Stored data
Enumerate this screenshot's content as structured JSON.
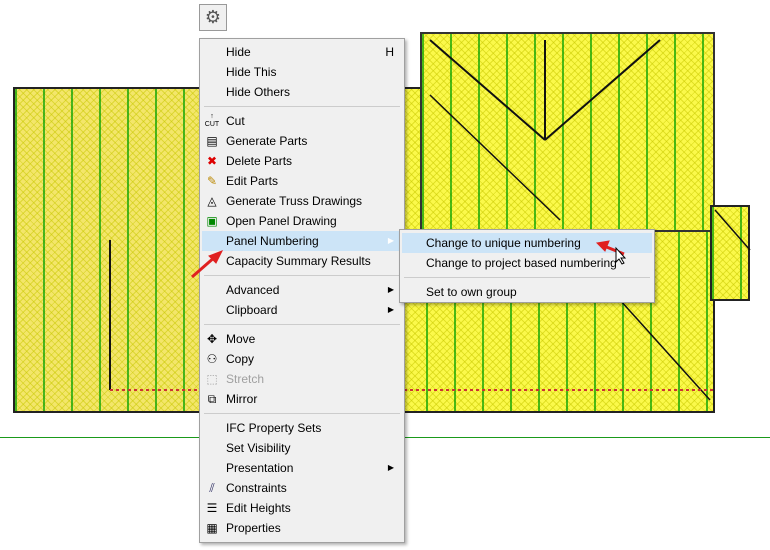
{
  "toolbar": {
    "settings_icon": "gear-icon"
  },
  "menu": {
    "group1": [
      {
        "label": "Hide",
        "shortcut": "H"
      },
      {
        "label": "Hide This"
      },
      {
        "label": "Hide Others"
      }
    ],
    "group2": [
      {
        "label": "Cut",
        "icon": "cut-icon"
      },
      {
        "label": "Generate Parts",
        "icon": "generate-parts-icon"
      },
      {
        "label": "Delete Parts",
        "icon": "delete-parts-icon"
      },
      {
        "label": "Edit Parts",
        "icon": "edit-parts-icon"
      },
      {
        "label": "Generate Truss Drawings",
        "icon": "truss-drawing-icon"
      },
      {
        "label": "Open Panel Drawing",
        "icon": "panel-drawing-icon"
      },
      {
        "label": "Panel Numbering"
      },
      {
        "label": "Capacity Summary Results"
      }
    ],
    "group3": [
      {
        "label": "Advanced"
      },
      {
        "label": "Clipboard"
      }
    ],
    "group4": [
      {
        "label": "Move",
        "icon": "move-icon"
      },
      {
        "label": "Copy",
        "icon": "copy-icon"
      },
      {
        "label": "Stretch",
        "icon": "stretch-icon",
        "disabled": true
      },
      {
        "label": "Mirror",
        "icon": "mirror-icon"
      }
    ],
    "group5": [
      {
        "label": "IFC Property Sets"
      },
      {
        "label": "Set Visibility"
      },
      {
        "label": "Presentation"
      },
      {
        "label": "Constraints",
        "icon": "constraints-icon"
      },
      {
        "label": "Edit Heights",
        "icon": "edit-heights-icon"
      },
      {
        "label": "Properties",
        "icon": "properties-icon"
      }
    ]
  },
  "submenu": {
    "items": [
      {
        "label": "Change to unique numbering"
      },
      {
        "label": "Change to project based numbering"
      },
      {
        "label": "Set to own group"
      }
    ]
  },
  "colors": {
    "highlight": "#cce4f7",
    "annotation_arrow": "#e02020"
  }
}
--
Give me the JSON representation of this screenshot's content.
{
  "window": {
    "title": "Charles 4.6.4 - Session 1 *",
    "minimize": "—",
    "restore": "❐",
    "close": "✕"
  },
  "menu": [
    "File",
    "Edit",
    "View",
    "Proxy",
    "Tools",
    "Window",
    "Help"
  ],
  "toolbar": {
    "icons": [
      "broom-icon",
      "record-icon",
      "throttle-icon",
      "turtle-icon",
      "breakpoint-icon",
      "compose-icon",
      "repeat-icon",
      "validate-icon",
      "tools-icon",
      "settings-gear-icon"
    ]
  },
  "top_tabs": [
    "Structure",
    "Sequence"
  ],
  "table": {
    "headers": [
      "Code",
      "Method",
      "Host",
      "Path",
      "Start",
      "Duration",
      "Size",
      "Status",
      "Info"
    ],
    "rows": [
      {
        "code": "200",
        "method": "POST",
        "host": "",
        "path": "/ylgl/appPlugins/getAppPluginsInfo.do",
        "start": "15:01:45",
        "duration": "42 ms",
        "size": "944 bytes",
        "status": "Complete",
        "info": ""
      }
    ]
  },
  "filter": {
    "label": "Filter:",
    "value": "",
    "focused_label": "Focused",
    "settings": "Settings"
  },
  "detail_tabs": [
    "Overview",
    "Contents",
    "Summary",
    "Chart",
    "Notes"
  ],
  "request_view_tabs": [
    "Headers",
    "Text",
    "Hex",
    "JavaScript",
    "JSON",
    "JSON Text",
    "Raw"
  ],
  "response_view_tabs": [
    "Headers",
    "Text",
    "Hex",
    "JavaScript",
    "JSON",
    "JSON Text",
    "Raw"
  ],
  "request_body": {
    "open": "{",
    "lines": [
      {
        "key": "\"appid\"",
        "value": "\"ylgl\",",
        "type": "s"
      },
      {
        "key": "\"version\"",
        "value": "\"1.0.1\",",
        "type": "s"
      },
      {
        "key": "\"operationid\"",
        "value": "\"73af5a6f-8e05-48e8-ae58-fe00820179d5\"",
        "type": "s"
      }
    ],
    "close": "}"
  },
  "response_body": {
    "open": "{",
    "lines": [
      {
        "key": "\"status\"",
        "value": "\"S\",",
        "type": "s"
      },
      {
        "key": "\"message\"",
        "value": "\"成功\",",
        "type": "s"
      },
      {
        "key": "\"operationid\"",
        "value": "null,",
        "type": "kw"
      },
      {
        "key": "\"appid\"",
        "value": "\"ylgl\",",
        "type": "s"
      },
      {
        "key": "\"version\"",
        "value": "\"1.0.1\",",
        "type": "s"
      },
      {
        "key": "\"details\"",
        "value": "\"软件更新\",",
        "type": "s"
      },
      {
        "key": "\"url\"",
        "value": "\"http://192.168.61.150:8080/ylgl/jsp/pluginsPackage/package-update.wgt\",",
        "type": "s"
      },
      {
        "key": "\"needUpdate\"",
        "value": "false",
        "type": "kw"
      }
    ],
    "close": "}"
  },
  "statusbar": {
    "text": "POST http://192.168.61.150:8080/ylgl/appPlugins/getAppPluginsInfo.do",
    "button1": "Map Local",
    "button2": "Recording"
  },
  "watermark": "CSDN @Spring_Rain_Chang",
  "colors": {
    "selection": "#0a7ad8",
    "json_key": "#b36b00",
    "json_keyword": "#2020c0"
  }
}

Objective: Pull every line containing the word "screenshot" out of the material and copy it.

Response to the task:
Enumerate this screenshot's content as structured JSON.
Give me the JSON representation of this screenshot's content.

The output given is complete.